STATED EXERCISE » Quote, exactly, the line holding "Read out every word on this page." and all lines after it to the end of the records below. Exclude pictures.

SUPPLIED DATA »
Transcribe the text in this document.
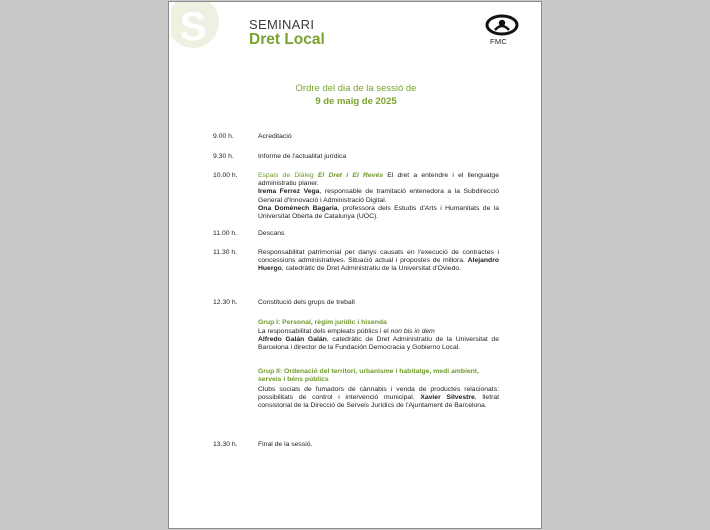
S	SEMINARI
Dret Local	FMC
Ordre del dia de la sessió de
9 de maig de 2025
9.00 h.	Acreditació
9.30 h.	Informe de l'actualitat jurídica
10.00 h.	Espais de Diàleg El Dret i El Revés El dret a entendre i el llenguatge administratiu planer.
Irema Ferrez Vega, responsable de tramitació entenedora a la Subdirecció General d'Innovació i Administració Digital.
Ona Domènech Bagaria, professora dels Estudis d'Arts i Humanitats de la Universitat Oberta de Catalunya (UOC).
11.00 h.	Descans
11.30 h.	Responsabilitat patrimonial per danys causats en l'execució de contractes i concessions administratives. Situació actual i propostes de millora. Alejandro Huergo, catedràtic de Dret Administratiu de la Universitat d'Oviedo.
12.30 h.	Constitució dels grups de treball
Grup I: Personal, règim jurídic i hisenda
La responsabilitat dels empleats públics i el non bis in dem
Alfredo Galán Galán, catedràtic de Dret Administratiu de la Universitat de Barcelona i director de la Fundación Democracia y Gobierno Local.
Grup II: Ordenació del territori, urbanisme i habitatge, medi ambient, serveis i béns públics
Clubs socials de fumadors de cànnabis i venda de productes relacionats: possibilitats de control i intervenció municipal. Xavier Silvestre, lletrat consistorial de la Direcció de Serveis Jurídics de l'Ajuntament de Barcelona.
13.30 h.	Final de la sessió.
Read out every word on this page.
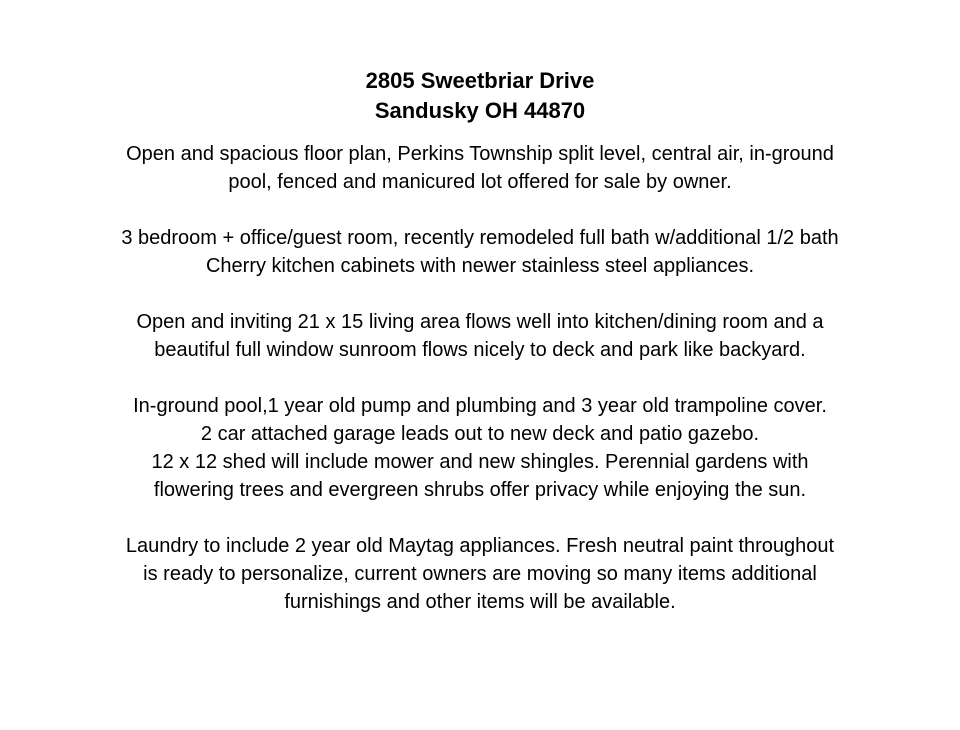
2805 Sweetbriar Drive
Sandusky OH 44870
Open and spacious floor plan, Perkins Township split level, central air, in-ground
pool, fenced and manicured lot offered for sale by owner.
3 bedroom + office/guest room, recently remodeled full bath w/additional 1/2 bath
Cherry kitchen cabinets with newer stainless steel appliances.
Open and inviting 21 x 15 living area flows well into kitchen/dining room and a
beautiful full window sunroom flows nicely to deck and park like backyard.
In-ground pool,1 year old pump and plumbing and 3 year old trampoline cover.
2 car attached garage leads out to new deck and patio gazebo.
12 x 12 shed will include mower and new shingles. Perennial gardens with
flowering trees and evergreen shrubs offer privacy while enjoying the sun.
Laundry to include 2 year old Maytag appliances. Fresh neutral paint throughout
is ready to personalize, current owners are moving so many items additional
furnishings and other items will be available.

WRITTEN ANSWER »
Read out every word on this page.
2805 Sweetbriar Drive
Sandusky OH 44870
Open and spacious floor plan, Perkins Township split level, central air, in-ground
pool, fenced and manicured lot offered for sale by owner.
3 bedroom + office/guest room, recently remodeled full bath w/additional 1/2 bath
Cherry kitchen cabinets with newer stainless steel appliances.
Open and inviting 21 x 15 living area flows well into kitchen/dining room and a
beautiful full window sunroom flows nicely to deck and park like backyard.
In-ground pool,1 year old pump and plumbing and 3 year old trampoline cover.
2 car attached garage leads out to new deck and patio gazebo.
12 x 12 shed will include mower and new shingles. Perennial gardens with
flowering trees and evergreen shrubs offer privacy while enjoying the sun.
Laundry to include 2 year old Maytag appliances. Fresh neutral paint throughout
is ready to personalize, current owners are moving so many items additional
furnishings and other items will be available.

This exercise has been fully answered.